Task instructions - Images are excluded; otherwise, output every record exactly.

## START Data listing

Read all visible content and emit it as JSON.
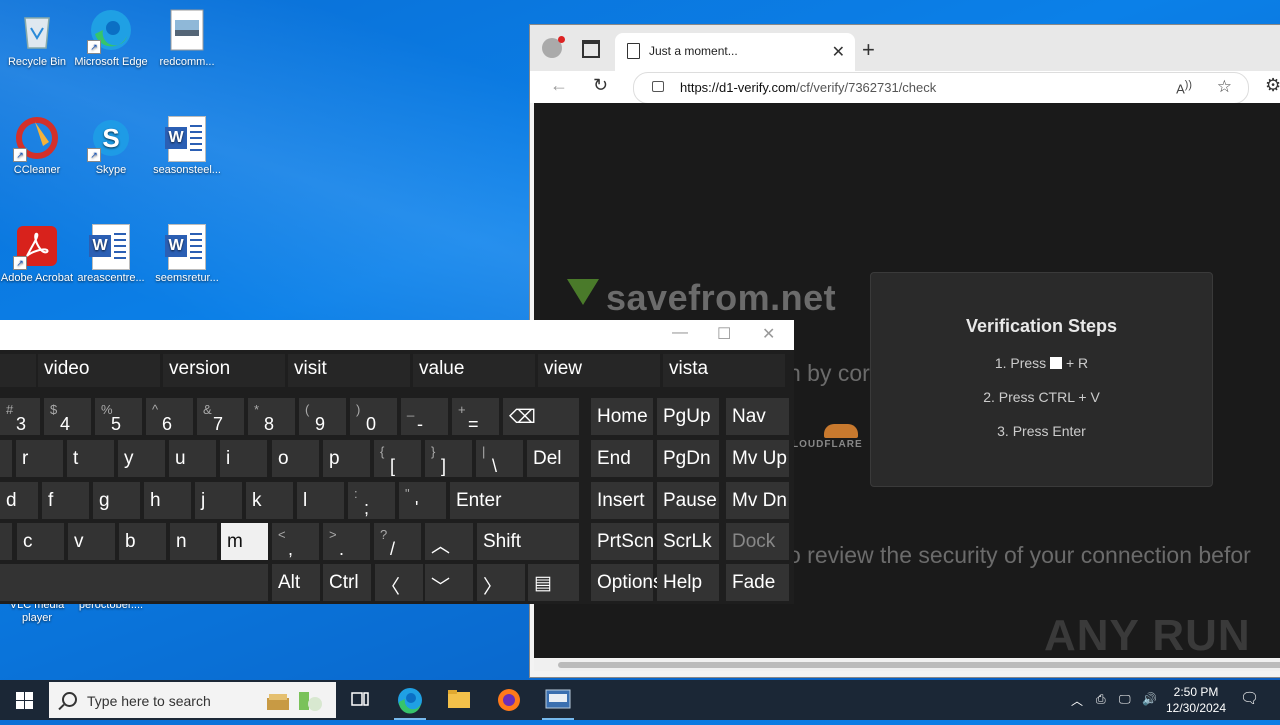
{
  "desktop": {
    "icons": [
      {
        "label": "Recycle Bin"
      },
      {
        "label": "Microsoft Edge"
      },
      {
        "label": "redcomm..."
      },
      {
        "label": "CCleaner"
      },
      {
        "label": "Skype"
      },
      {
        "label": "seasonsteel..."
      },
      {
        "label": "Adobe Acrobat"
      },
      {
        "label": "areascentre..."
      },
      {
        "label": "seemsretur..."
      },
      {
        "label": "VLC media player"
      },
      {
        "label": "peroctober...."
      }
    ]
  },
  "browser": {
    "tab_title": "Just a moment...",
    "url_host": "https://d1-verify.com",
    "url_path": "/cf/verify/7362731/check",
    "page": {
      "brand": "savefrom.net",
      "by_text": "n by cor",
      "cloudflare_text": "LOUDFLARE",
      "review_text": "o review the security of your connection befor",
      "verification": {
        "heading": "Verification Steps",
        "step1_pre": "1. Press",
        "step1_post": "+ R",
        "step2": "2. Press CTRL + V",
        "step3": "3. Press Enter"
      },
      "watermark": "ANY RUN"
    }
  },
  "osk": {
    "suggestions": [
      "video",
      "version",
      "visit",
      "value",
      "view",
      "vista"
    ],
    "row1": [
      {
        "sub": "#",
        "main": "3"
      },
      {
        "sub": "$",
        "main": "4"
      },
      {
        "sub": "%",
        "main": "5"
      },
      {
        "sub": "^",
        "main": "6"
      },
      {
        "sub": "&",
        "main": "7"
      },
      {
        "sub": "*",
        "main": "8"
      },
      {
        "sub": "(",
        "main": "9"
      },
      {
        "sub": ")",
        "main": "0"
      },
      {
        "sub": "_",
        "main": "-"
      },
      {
        "sub": "+",
        "main": "="
      }
    ],
    "row2": [
      "r",
      "t",
      "y",
      "u",
      "i",
      "o",
      "p"
    ],
    "row2_sym": [
      {
        "sub": "{",
        "main": "["
      },
      {
        "sub": "}",
        "main": "]"
      },
      {
        "sub": "|",
        "main": "\\"
      }
    ],
    "row3": [
      "d",
      "f",
      "g",
      "h",
      "j",
      "k",
      "l"
    ],
    "row3_sym": [
      {
        "sub": ":",
        "main": ";"
      },
      {
        "sub": "\"",
        "main": "'"
      }
    ],
    "row4": [
      "c",
      "v",
      "b",
      "n",
      "m"
    ],
    "row4_sym": [
      {
        "sub": "<",
        "main": ","
      },
      {
        "sub": ">",
        "main": "."
      },
      {
        "sub": "?",
        "main": "/"
      }
    ],
    "keys": {
      "del": "Del",
      "enter": "Enter",
      "shift": "Shift",
      "alt": "Alt",
      "ctrl": "Ctrl",
      "home": "Home",
      "pgup": "PgUp",
      "nav": "Nav",
      "end": "End",
      "pgdn": "PgDn",
      "mvup": "Mv Up",
      "insert": "Insert",
      "pause": "Pause",
      "mvdn": "Mv Dn",
      "prtscn": "PrtScn",
      "scrlk": "ScrLk",
      "dock": "Dock",
      "options": "Options",
      "help": "Help",
      "fade": "Fade"
    }
  },
  "taskbar": {
    "search_placeholder": "Type here to search",
    "time": "2:50 PM",
    "date": "12/30/2024"
  }
}
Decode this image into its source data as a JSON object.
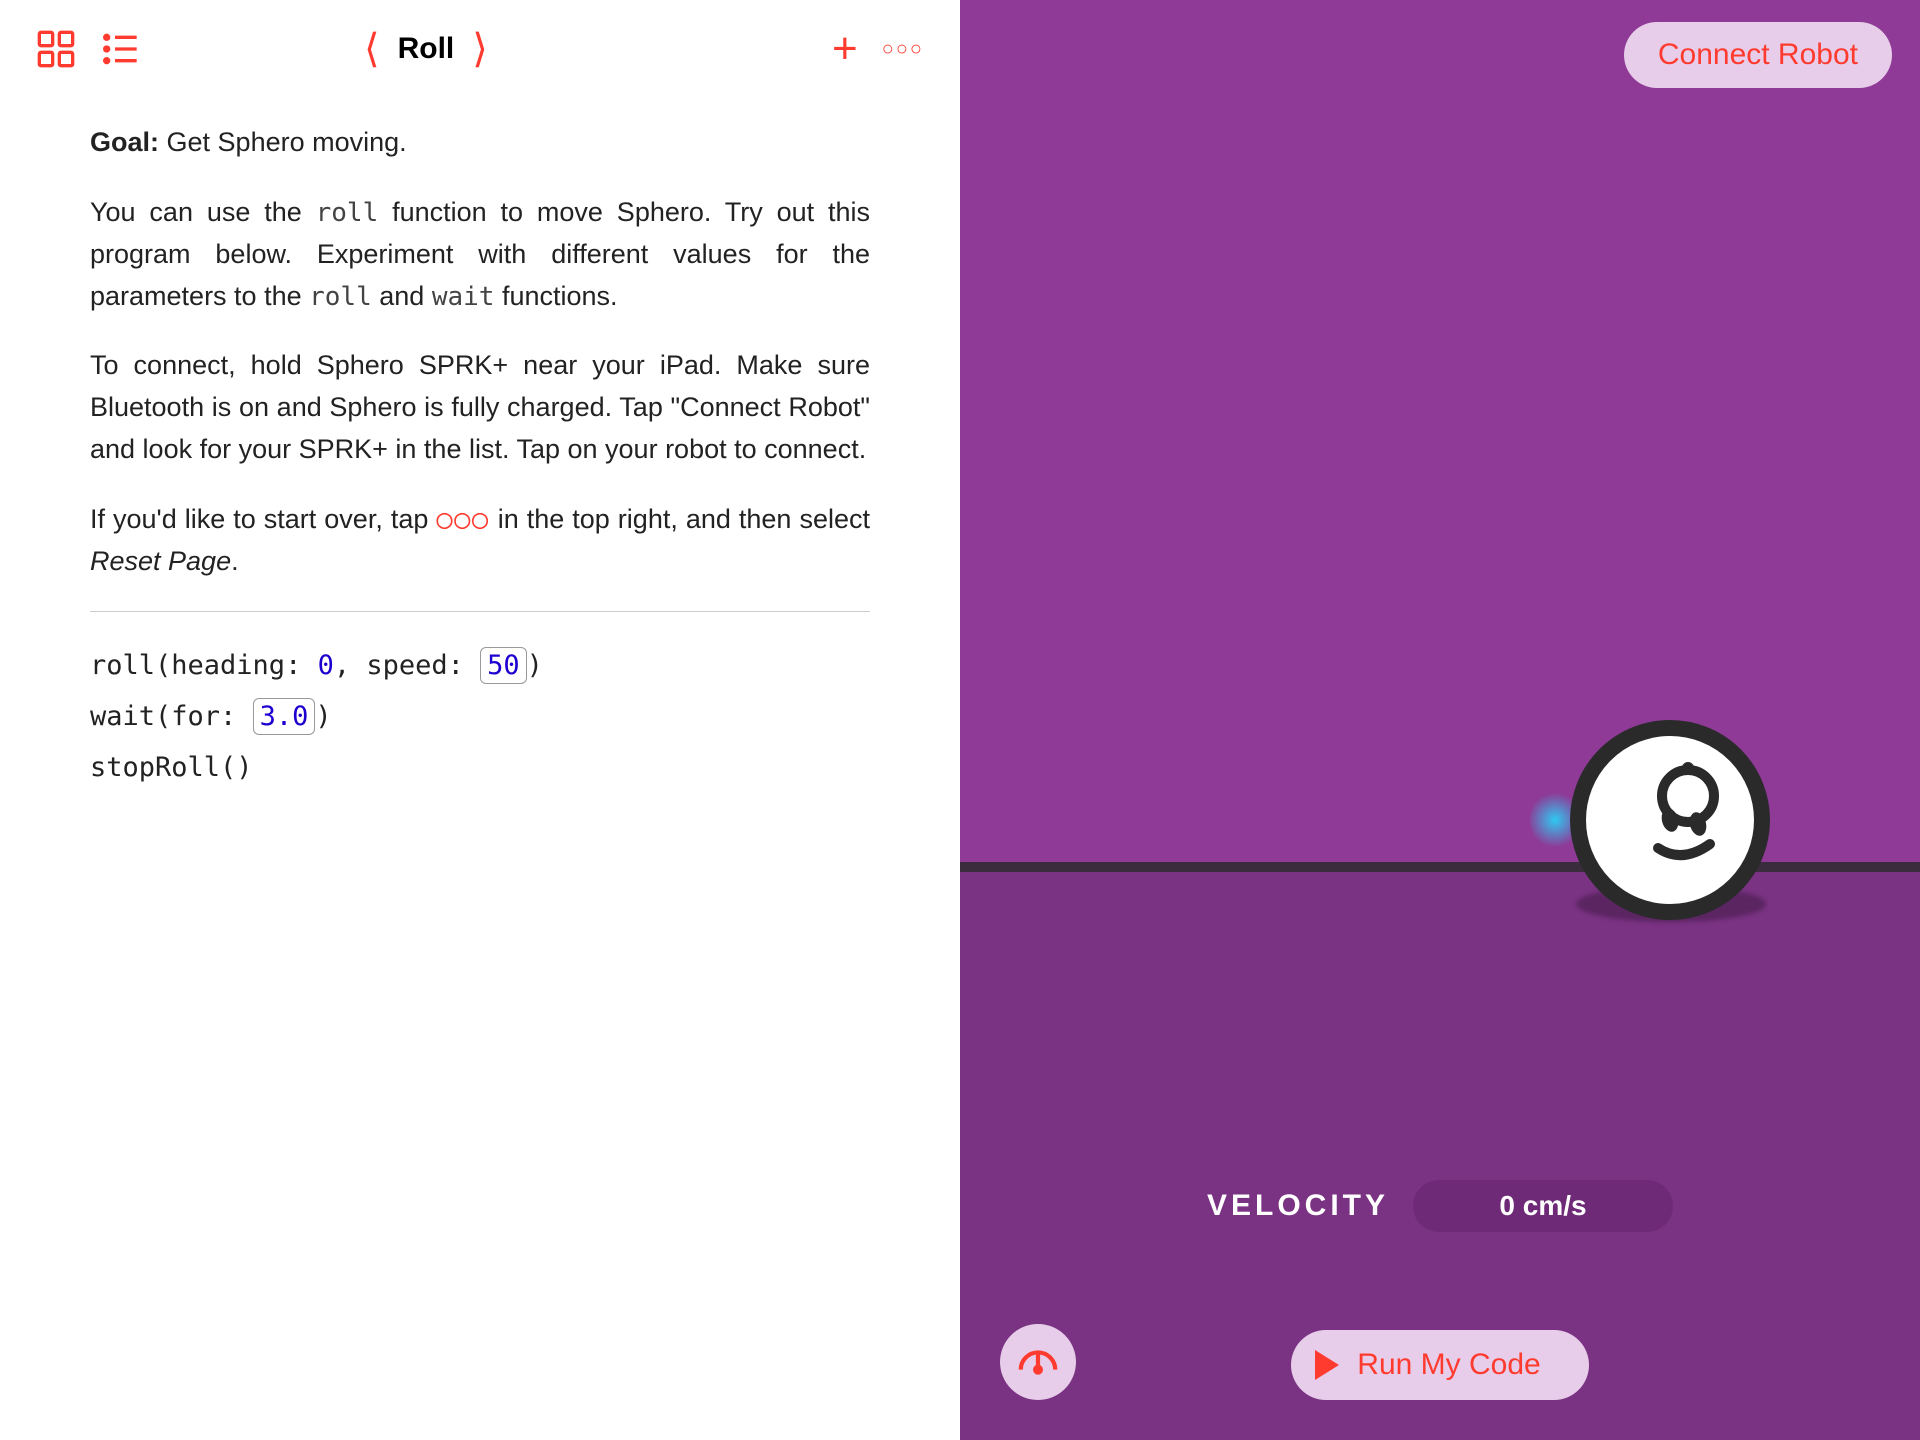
{
  "toolbar": {
    "title": "Roll"
  },
  "content": {
    "goal_label": "Goal:",
    "goal_text": " Get Sphero moving.",
    "para1_a": "You can use the ",
    "para1_code1": "roll",
    "para1_b": " function to move Sphero. Try out this program below. Experiment with different values for the parameters to the ",
    "para1_code2": "roll",
    "para1_c": " and ",
    "para1_code3": "wait",
    "para1_d": " functions.",
    "para2": "To connect, hold Sphero SPRK+ near your iPad. Make sure Bluetooth is on and Sphero is fully charged. Tap \"Connect Robot\" and look for your SPRK+ in the list. Tap on your robot to connect.",
    "para3_a": "If you'd like to start over, tap ",
    "para3_ooo": "○○○",
    "para3_b": " in the top right, and then select ",
    "para3_italic": "Reset Page",
    "para3_c": "."
  },
  "code": {
    "line1_a": "roll(heading: ",
    "line1_heading": "0",
    "line1_b": ", speed: ",
    "line1_speed": "50",
    "line1_c": ")",
    "line2_a": "wait(for: ",
    "line2_val": "3.0",
    "line2_b": ")",
    "line3": "stopRoll()"
  },
  "right": {
    "connect_label": "Connect Robot",
    "velocity_label": "VELOCITY",
    "velocity_value": "0 cm/s",
    "run_label": "Run My Code"
  }
}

## END Data listing

Result -
Read all visible content and emit it as JSON.
{
  "desktop": {
    "icons": [
      {
        "label": "Recycle Bin"
      },
      {
        "label": "Microsoft Edge"
      },
      {
        "label": "redcomm..."
      },
      {
        "label": "CCleaner"
      },
      {
        "label": "Skype"
      },
      {
        "label": "seasonsteel..."
      },
      {
        "label": "Adobe Acrobat"
      },
      {
        "label": "areascentre..."
      },
      {
        "label": "seemsretur..."
      },
      {
        "label": "VLC media player"
      },
      {
        "label": "peroctober...."
      }
    ]
  },
  "browser": {
    "tab_title": "Just a moment...",
    "url_host": "https://d1-verify.com",
    "url_path": "/cf/verify/7362731/check",
    "page": {
      "brand": "savefrom.net",
      "by_text": "n by cor",
      "cloudflare_text": "LOUDFLARE",
      "review_text": "o review the security of your connection befor",
      "verification": {
        "heading": "Verification Steps",
        "step1_pre": "1. Press",
        "step1_post": "+ R",
        "step2": "2. Press CTRL + V",
        "step3": "3. Press Enter"
      },
      "watermark": "ANY RUN"
    }
  },
  "osk": {
    "suggestions": [
      "video",
      "version",
      "visit",
      "value",
      "view",
      "vista"
    ],
    "row1": [
      {
        "sub": "#",
        "main": "3"
      },
      {
        "sub": "$",
        "main": "4"
      },
      {
        "sub": "%",
        "main": "5"
      },
      {
        "sub": "^",
        "main": "6"
      },
      {
        "sub": "&",
        "main": "7"
      },
      {
        "sub": "*",
        "main": "8"
      },
      {
        "sub": "(",
        "main": "9"
      },
      {
        "sub": ")",
        "main": "0"
      },
      {
        "sub": "_",
        "main": "-"
      },
      {
        "sub": "+",
        "main": "="
      }
    ],
    "row2": [
      "r",
      "t",
      "y",
      "u",
      "i",
      "o",
      "p"
    ],
    "row2_sym": [
      {
        "sub": "{",
        "main": "["
      },
      {
        "sub": "}",
        "main": "]"
      },
      {
        "sub": "|",
        "main": "\\"
      }
    ],
    "row3": [
      "d",
      "f",
      "g",
      "h",
      "j",
      "k",
      "l"
    ],
    "row3_sym": [
      {
        "sub": ":",
        "main": ";"
      },
      {
        "sub": "\"",
        "main": "'"
      }
    ],
    "row4": [
      "c",
      "v",
      "b",
      "n",
      "m"
    ],
    "row4_sym": [
      {
        "sub": "<",
        "main": ","
      },
      {
        "sub": ">",
        "main": "."
      },
      {
        "sub": "?",
        "main": "/"
      }
    ],
    "keys": {
      "del": "Del",
      "enter": "Enter",
      "shift": "Shift",
      "alt": "Alt",
      "ctrl": "Ctrl",
      "home": "Home",
      "pgup": "PgUp",
      "nav": "Nav",
      "end": "End",
      "pgdn": "PgDn",
      "mvup": "Mv Up",
      "insert": "Insert",
      "pause": "Pause",
      "mvdn": "Mv Dn",
      "prtscn": "PrtScn",
      "scrlk": "ScrLk",
      "dock": "Dock",
      "options": "Options",
      "help": "Help",
      "fade": "Fade"
    }
  },
  "taskbar": {
    "search_placeholder": "Type here to search",
    "time": "2:50 PM",
    "date": "12/30/2024"
  }
}
Decode this image into its source data as a JSON object.
{
  "toolbar": {
    "title": "Roll"
  },
  "content": {
    "goal_label": "Goal:",
    "goal_text": " Get Sphero moving.",
    "para1_a": "You can use the ",
    "para1_code1": "roll",
    "para1_b": " function to move Sphero. Try out this program below. Experiment with different values for the parameters to the ",
    "para1_code2": "roll",
    "para1_c": " and ",
    "para1_code3": "wait",
    "para1_d": " functions.",
    "para2": "To connect, hold Sphero SPRK+ near your iPad. Make sure Bluetooth is on and Sphero is fully charged. Tap \"Connect Robot\" and look for your SPRK+ in the list. Tap on your robot to connect.",
    "para3_a": "If you'd like to start over, tap ",
    "para3_ooo": "○○○",
    "para3_b": " in the top right, and then select ",
    "para3_italic": "Reset Page",
    "para3_c": "."
  },
  "code": {
    "line1_a": "roll(heading: ",
    "line1_heading": "0",
    "line1_b": ", speed: ",
    "line1_speed": "50",
    "line1_c": ")",
    "line2_a": "wait(for: ",
    "line2_val": "3.0",
    "line2_b": ")",
    "line3": "stopRoll()"
  },
  "right": {
    "connect_label": "Connect Robot",
    "velocity_label": "VELOCITY",
    "velocity_value": "0 cm/s",
    "run_label": "Run My Code"
  }
}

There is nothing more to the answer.